(Stored items)
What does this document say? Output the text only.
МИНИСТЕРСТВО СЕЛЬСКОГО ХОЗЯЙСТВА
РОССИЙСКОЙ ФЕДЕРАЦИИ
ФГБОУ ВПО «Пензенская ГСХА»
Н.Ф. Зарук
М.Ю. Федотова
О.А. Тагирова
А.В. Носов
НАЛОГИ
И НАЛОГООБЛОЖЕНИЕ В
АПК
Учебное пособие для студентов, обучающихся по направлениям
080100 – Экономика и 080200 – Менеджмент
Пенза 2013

■ WHAT THE TASK ASKS
Copy all of the data. Keep every word exactly as it is.

■ WRITTEN ANSWER
What does this document say? Output the text only.
МИНИСТЕРСТВО СЕЛЬСКОГО ХОЗЯЙСТВА
РОССИЙСКОЙ ФЕДЕРАЦИИ
ФГБОУ ВПО «Пензенская ГСХА»
Н.Ф. Зарук
М.Ю. Федотова
О.А. Тагирова
А.В. Носов
НАЛОГИ
И НАЛОГООБЛОЖЕНИЕ В
АПК
Учебное пособие для студентов, обучающихся по направлениям
080100 – Экономика и 080200 – Менеджмент
Пенза 2013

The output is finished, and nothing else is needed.